*SHORT TASK*. Answer with nothing but the number of lines that include the word "Probability".

*SOURCE DATA*.
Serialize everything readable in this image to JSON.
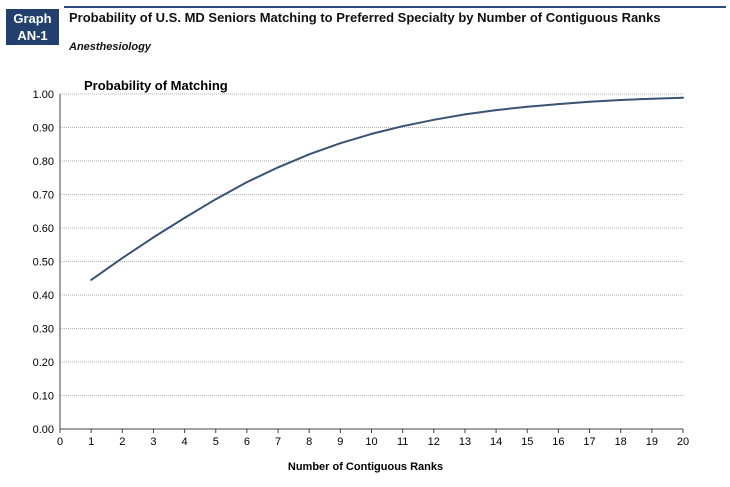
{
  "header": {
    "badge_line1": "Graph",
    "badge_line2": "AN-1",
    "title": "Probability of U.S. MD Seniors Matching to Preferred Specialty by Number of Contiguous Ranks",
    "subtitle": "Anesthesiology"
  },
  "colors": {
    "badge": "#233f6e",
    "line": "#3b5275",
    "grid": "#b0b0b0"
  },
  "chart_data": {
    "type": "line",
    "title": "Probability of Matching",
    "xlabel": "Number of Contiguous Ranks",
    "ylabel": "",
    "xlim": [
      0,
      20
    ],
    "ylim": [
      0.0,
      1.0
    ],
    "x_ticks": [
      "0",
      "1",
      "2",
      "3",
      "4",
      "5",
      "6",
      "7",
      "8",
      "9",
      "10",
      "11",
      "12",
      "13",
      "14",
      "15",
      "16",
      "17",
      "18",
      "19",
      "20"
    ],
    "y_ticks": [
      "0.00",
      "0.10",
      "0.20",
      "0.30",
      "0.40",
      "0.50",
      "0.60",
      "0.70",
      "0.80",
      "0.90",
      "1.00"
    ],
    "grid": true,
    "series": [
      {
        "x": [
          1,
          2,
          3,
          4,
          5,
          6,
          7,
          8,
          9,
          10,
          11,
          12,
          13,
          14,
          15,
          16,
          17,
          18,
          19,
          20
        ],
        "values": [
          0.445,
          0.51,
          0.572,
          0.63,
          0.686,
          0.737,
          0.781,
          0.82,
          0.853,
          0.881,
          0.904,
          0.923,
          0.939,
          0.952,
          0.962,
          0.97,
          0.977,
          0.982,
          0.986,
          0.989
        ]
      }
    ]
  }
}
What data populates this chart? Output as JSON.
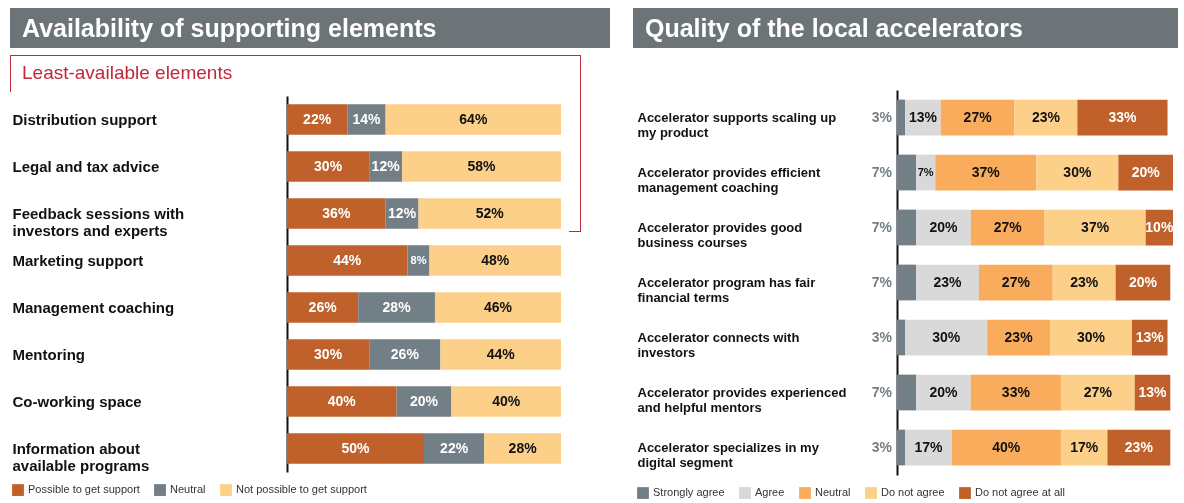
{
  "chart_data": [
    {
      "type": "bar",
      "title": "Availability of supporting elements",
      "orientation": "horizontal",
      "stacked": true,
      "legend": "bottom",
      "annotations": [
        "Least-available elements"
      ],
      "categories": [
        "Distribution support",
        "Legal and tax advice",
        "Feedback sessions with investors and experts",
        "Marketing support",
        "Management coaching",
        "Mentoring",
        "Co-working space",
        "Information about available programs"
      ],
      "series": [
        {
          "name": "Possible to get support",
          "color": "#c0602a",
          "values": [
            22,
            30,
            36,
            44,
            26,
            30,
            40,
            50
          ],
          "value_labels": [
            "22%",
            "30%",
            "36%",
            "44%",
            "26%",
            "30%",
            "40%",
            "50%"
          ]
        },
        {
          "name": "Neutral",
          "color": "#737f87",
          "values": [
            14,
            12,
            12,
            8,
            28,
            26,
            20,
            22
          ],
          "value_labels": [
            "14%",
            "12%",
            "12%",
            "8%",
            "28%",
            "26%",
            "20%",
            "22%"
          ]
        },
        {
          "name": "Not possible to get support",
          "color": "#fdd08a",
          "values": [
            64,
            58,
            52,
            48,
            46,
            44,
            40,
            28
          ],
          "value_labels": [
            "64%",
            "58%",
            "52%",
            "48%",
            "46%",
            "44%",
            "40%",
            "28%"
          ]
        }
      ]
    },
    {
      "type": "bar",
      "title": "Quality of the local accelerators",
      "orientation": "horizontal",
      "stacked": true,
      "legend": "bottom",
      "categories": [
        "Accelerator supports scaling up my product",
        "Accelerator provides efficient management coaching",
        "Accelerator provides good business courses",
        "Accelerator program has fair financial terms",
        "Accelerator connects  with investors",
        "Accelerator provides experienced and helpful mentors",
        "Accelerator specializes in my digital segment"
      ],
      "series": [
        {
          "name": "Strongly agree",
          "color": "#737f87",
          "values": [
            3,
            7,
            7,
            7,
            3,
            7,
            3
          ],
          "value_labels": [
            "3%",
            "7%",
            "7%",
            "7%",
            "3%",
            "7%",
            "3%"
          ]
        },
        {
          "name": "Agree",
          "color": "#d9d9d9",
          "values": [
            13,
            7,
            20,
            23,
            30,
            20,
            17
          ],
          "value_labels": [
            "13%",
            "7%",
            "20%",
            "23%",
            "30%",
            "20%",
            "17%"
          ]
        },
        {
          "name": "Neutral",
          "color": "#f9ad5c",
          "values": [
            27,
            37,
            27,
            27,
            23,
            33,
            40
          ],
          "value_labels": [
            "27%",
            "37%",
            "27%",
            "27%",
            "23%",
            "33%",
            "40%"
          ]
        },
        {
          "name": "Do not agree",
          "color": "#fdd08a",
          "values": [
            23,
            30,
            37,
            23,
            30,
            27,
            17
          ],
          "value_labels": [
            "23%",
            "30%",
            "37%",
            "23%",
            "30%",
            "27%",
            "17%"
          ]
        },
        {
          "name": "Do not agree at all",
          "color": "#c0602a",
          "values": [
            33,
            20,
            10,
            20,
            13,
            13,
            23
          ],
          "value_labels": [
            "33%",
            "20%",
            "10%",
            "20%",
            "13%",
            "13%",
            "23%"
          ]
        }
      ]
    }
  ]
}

*ANSWER TO THIS PROBLEM*. 2